----- Extrait à lire

L’OGBL et le LCGB se constituent officiellement en « front syndical uni » face à un gouvernement qu’ils accusent de détruire le modèle social luxembourgeois. Cette alliance inédite entre les deux premiers syndicats du privé promet de multiplier les actions dans les mois à venir, dont une manifestation nationale le 28 juin, si la coalition ne retrouve pas le chemin du dialogue et du compromis.

Patrick Dury et Nora Back (au centre) lors de la conférence de presse des syndicats. Le rendez-vous qui portait sur la présentation du « front syndical uni » a attiré un nombre inhabituel de journalistes. (Photo : Giulia Thinnes)
Des roll-up sur lesquels le rouge de l’OGBL rencontre le vert du LCGB et un site internet commun encore un peu embryonnaire : ça n’a presque l’air de rien, mais à défaut d’être révolutionnaire, c’est totalement « inédit », selon le mot employé par les syndicats. Ce mardi 28 janvier, les deux organisations ont officiellement formalisé le « front syndical uni » qu’elles opposeront dans les prochains mois aux attaques du gouvernement contre « les acquis sociaux des salarié·es et les libertés syndicales ». Il s’agit d’une nouvelle étape dans un rapprochement dicté par l’offensive conjointe menée par le gouvernement et le patronat contre le droit du travail et contre les syndicats, qu’ils tentent de délégitimer.

----------

Énoncé A:
Dans l'article sur le front syndical uni, recopiez le passage qui commence aux mots « Patrick Dury et » et s'arrête après « (Photo : Giulia Thinnes) », en remplaçant « conférence de presse » par « réunion publique ».
Énoncé B:
Selon l'article sur le front syndical uni, à quelle date la manifestation nationale est-elle prévue ?
Énoncé C:
Poursuivez l'article sur le front syndical uni après sa dernière phrase.
Le listing n'a aucun rapport avec l'article sur le front syndical uni.

----- Matériel

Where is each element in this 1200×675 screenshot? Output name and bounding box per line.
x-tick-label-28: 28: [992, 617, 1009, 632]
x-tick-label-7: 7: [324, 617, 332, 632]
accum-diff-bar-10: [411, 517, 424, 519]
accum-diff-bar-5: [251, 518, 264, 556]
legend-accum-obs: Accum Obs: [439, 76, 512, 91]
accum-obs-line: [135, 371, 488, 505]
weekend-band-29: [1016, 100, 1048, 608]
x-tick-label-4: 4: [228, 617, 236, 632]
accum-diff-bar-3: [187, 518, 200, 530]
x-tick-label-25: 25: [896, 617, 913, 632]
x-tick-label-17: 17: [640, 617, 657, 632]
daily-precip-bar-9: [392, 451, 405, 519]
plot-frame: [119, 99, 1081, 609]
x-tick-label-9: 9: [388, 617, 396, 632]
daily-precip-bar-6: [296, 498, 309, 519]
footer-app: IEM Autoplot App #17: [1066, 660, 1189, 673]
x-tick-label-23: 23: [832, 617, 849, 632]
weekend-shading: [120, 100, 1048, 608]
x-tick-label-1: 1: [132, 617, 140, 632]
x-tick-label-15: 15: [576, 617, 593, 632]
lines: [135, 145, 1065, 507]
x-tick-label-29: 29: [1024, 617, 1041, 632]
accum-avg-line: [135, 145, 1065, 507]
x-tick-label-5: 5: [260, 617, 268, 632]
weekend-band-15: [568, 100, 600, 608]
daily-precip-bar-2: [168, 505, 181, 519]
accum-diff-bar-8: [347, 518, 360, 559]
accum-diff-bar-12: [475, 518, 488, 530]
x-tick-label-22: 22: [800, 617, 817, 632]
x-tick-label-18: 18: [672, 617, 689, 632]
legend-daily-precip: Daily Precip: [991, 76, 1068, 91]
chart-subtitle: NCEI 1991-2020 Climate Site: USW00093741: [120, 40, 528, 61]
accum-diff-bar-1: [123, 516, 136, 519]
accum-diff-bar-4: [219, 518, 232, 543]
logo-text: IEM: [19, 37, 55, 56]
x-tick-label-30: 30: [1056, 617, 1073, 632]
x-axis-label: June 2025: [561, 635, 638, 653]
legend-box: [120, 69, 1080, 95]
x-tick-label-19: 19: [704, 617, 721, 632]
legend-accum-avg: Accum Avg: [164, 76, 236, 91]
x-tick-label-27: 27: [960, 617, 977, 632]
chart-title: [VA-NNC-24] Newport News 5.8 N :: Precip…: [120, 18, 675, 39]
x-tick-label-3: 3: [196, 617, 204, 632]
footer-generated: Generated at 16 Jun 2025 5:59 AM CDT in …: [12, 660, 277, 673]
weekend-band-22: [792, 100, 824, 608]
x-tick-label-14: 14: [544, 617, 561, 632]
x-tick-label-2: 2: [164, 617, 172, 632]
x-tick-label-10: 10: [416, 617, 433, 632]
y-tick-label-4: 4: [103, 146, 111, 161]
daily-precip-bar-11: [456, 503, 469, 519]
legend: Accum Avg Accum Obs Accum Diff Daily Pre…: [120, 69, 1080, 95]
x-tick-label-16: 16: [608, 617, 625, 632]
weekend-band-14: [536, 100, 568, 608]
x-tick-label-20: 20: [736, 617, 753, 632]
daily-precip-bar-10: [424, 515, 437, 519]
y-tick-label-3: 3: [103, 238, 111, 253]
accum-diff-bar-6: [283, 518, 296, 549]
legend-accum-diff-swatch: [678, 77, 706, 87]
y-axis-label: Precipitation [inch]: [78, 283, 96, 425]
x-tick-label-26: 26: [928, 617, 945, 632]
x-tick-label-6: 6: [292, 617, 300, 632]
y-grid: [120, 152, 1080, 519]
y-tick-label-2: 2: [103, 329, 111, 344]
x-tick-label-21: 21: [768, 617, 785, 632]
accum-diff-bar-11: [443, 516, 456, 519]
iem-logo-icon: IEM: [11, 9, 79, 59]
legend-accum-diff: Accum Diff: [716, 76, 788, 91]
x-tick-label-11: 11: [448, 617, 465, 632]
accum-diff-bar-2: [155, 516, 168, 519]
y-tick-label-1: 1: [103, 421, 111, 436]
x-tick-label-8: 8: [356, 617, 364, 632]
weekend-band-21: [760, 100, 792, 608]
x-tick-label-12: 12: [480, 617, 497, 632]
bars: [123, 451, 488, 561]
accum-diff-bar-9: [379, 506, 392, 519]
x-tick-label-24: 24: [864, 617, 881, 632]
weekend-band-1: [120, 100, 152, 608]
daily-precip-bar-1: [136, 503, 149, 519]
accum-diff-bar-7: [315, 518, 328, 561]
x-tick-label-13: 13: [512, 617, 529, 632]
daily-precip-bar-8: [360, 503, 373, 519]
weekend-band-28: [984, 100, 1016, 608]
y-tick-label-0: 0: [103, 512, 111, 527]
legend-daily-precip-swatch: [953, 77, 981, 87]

----------

Réponse rédigée A:
Patrick Dury et Nora Back (au centre) lors de la réunion publique des syndicats. Le rendez-vous qui portait sur la présentation du « front syndical uni » a attiré un nombre inhabituel de journalistes. (Photo : Giulia Thinnes)

Réponse rédigée B:
Le 28 juin.

Réponse rédigée C:
« Nous sommes à 100 % sur la même longueur d’onde, nous sommes obligés d’avancer ensemble et le travail que nous faisons est historique », affirme Nora Back, la présidente de l’OGBL, en introduction d’une conférence de presse tenue dans les locaux de la Chambre des salariés, la maison commune des syndicats. « Nous avons été obligés d’avancer vite », ajoute le président du LCGB, Patrick Dury, pour qui les deux syndicats ont « la même mission : celle de défendre les intérêts des salarié·es et de s’engager en faveur de la justice sociale. Nous ne laisserons pas le gouvernement déréguler le droit du travail ». Dans les faits, les deux syndicats multiplient déjà les conférences de presse et actions communes ces derniers mois, et ils ont pris l’habitude de se rendre ensemble aux rendez-vous dans les ministères.
Souvent présentés en frères ennemis, OGBL et LCGB collaborent pourtant déjà sur certains sujets, par exemple au sein de l’asbl Sidérurgie, fondée en 2002, suite au rachat d’Arcelor par Lakshmi Mittal. Le nouveau front syndical va cependant un cran plus loin, embrassant les questions sociales de leur ensemble. « On m’aurait dit ça il y a un an, je n’y aurais pas cru », confesse un syndicaliste, dont le sentiment est en grande partie partagé dans les rangs des deux organisations. « On a pris du Valium pour y arriver », plaisante, en marge de la conférence de presse, Carlos Pereira, membre du bureau exécutif de l’OGBL.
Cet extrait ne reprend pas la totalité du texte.